*** Records provided

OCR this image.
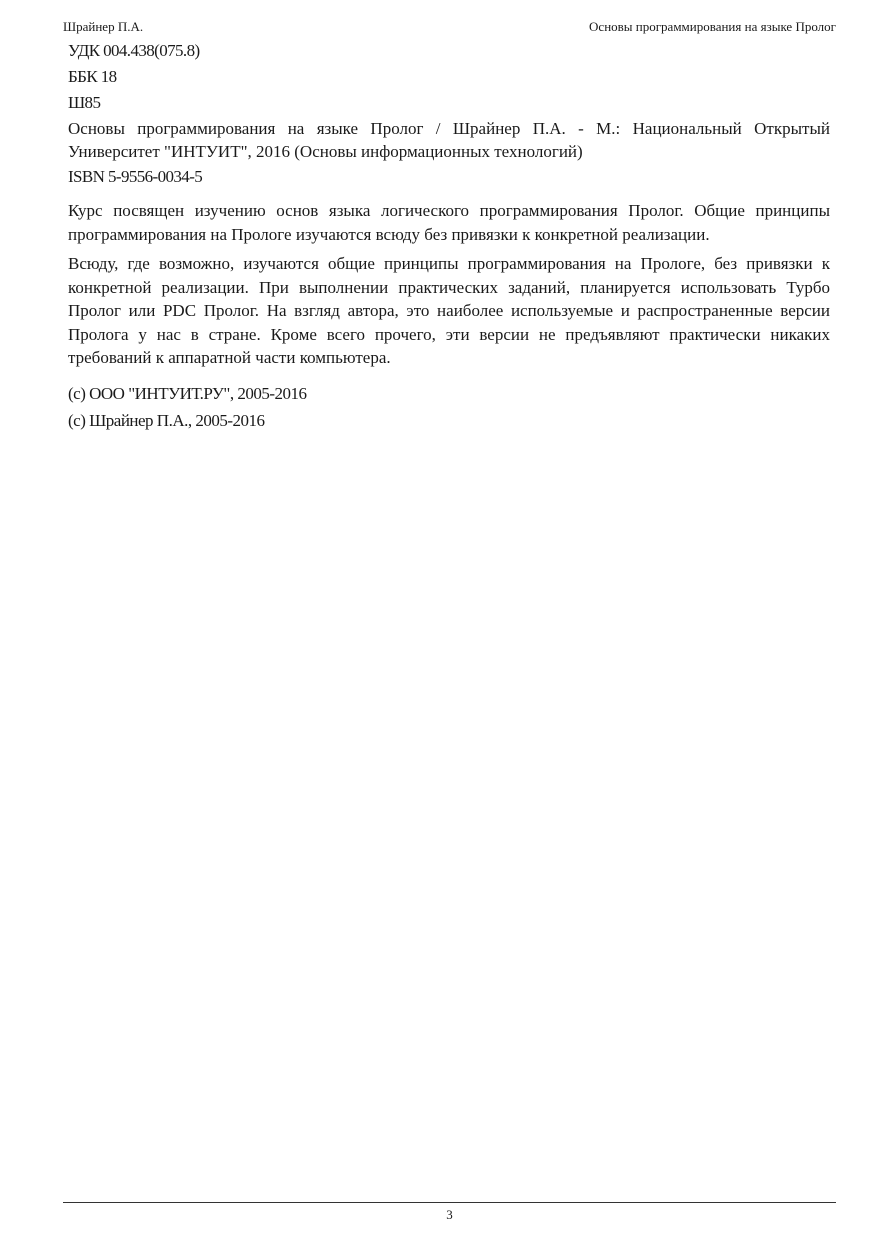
Шрайнер П.А.	Основы программирования на языке Пролог
УДК 004.438(075.8)
ББК 18
Ш85
Основы программирования на языке Пролог / Шрайнер П.А. - М.: Национальный Открытый Университет "ИНТУИТ", 2016 (Основы информационных технологий)
ISBN 5-9556-0034-5

Курс посвящен изучению основ языка логического программирования Пролог. Общие принципы программирования на Прологе изучаются всюду без привязки к конкретной реализации.

Всюду, где возможно, изучаются общие принципы программирования на Прологе, без привязки к конкретной реализации. При выполнении практических заданий, планируется использовать Турбо Пролог или PDC Пролог. На взгляд автора, это наиболее используемые и распространенные версии Пролога у нас в стране. Кроме всего прочего, эти версии не предъявляют практически никаких требований к аппаратной части компьютера.

(c) ООО "ИНТУИТ.РУ", 2005-2016
(c) Шрайнер П.А., 2005-2016
3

******

Above are some records. Report the number of their lines that include "ИНТУИТ", and add nothing else.

2